### Available data
------------------------------------------------------------------------
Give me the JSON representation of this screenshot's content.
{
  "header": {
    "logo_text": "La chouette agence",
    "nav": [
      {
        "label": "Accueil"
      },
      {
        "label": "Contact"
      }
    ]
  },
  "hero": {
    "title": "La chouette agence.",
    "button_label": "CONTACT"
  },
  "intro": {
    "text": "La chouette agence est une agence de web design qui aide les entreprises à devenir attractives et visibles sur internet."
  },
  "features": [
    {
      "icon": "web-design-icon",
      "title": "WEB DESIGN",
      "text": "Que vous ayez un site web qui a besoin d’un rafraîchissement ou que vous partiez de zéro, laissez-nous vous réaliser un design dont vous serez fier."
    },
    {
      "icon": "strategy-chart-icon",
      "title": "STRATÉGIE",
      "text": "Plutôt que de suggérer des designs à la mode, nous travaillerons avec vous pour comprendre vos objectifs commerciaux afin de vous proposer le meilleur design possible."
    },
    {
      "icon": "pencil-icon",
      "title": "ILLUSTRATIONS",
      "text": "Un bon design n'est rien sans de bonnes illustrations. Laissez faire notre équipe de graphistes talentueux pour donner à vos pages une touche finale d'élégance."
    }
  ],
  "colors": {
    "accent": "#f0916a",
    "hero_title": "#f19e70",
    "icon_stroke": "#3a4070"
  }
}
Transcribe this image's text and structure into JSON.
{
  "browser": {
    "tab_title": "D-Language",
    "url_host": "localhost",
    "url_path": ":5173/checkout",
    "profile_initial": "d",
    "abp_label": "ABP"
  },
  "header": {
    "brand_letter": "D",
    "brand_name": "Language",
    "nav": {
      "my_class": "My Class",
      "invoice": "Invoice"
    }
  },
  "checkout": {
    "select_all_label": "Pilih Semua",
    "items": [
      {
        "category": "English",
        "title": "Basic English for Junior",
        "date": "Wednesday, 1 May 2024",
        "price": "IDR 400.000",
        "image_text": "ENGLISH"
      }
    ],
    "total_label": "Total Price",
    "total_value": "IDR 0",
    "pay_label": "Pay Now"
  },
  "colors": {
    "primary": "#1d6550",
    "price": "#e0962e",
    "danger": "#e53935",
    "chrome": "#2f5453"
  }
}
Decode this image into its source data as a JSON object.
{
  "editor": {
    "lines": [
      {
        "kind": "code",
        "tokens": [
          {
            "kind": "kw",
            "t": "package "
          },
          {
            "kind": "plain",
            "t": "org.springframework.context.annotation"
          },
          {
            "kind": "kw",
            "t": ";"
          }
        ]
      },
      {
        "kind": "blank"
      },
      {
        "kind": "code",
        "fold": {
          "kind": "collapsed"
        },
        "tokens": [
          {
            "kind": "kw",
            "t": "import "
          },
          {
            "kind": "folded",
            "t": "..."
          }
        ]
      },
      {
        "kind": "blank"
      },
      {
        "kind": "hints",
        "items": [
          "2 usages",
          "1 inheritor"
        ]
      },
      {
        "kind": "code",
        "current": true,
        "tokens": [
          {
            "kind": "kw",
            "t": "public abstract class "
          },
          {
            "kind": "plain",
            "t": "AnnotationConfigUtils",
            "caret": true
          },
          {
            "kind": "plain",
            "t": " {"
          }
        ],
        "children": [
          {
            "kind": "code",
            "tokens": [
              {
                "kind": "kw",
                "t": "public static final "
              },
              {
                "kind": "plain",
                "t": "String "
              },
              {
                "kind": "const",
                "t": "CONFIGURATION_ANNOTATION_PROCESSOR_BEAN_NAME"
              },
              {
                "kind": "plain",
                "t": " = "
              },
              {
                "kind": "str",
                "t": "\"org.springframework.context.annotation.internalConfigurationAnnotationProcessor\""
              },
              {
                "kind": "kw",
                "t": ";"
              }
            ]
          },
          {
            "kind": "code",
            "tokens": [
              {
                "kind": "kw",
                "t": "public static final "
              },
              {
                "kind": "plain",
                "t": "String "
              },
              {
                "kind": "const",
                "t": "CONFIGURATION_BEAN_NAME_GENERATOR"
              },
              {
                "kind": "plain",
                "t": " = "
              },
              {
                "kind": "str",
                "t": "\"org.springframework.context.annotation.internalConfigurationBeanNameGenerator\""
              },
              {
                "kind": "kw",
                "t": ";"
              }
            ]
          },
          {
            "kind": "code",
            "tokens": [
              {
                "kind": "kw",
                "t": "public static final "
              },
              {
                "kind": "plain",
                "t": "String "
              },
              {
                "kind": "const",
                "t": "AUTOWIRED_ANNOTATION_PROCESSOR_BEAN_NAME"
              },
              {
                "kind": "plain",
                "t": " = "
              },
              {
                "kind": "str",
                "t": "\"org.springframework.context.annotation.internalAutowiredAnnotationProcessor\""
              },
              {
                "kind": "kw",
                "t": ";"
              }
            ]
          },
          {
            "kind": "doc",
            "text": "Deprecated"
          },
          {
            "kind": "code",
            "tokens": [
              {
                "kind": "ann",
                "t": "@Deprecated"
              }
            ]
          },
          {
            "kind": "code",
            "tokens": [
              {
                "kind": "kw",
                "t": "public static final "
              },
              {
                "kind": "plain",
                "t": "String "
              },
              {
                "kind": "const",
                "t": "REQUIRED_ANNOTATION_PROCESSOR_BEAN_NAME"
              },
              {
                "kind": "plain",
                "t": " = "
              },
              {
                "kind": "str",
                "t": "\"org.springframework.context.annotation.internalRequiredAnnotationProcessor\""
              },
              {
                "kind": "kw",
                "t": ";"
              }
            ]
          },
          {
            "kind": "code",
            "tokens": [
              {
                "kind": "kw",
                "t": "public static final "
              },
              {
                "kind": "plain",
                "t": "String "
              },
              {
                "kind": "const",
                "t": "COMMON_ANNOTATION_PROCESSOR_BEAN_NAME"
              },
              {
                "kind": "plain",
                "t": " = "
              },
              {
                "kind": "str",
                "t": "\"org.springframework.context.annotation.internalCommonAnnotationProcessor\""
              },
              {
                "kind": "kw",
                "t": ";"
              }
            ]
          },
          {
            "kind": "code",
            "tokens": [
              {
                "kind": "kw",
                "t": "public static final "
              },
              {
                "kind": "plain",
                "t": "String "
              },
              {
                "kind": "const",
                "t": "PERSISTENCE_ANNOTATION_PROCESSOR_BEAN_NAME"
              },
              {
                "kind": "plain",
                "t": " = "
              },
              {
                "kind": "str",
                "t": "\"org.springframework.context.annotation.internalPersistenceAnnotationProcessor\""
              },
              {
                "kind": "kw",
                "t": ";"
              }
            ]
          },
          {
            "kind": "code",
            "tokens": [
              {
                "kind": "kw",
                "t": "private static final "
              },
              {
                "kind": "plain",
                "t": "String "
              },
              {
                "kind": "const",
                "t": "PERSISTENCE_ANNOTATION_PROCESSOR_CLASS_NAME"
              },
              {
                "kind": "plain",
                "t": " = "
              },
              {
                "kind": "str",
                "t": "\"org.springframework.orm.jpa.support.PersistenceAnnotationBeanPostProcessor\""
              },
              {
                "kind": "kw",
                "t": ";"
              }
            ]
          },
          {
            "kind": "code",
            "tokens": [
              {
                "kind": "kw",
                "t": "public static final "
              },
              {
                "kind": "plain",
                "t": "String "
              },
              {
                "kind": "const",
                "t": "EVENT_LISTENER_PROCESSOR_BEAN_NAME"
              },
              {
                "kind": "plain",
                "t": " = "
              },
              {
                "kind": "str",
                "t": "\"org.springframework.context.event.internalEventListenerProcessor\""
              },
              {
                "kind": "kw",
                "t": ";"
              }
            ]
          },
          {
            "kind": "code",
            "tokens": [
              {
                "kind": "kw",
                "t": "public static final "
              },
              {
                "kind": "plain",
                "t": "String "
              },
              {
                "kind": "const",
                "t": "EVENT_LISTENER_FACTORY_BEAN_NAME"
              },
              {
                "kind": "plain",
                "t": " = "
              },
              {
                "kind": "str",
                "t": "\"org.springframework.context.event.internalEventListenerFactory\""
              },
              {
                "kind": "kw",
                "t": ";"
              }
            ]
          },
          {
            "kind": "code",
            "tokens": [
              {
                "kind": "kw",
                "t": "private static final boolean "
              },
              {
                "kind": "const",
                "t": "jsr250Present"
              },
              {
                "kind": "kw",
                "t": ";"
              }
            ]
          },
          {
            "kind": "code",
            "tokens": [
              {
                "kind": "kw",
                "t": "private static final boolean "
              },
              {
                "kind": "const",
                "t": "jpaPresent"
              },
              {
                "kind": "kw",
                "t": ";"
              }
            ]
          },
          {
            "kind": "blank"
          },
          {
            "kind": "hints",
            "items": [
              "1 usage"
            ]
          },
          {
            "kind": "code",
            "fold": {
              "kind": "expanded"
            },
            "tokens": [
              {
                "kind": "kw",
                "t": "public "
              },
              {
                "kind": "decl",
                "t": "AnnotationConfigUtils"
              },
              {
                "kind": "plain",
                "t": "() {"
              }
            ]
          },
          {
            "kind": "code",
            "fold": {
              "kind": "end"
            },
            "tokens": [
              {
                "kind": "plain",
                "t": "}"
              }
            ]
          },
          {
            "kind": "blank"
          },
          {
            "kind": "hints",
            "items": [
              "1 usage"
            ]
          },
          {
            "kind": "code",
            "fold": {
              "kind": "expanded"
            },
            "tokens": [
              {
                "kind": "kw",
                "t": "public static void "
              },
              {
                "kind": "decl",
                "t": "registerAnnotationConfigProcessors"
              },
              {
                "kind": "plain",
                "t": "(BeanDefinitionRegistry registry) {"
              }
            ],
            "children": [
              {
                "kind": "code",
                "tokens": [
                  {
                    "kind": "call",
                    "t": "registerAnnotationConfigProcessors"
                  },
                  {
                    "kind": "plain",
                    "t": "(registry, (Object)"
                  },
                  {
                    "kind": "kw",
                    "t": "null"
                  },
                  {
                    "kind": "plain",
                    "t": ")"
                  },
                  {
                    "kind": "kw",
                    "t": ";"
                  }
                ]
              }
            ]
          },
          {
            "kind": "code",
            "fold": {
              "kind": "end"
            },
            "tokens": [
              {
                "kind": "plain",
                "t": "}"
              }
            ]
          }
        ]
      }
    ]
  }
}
------------------------------------------------------------------------
Isolate each line of the listing above that includes "context". Copy it.

            "t": "org.springframework.context.annotation"
                "t": "\"org.springframework.context.annotation.internalConfigurationAnnotationProcessor\""
                "t": "\"org.springframework.context.annotation.internalConfigurationBeanNameGenerator\""
                "t": "\"org.springframework.context.annotation.internalAutowiredAnnotationProcessor\""
                "t": "\"org.springframework.context.annotation.internalRequiredAnnotationProcessor\""
                "t": "\"org.springframework.context.annotation.internalCommonAnnotationProcessor\""
                "t": "\"org.springframework.context.annotation.internalPersistenceAnnotationProcessor\""
                "t": "\"org.springframework.context.event.internalEventListenerProcessor\""
                "t": "\"org.springframework.context.event.internalEventListenerFactory\""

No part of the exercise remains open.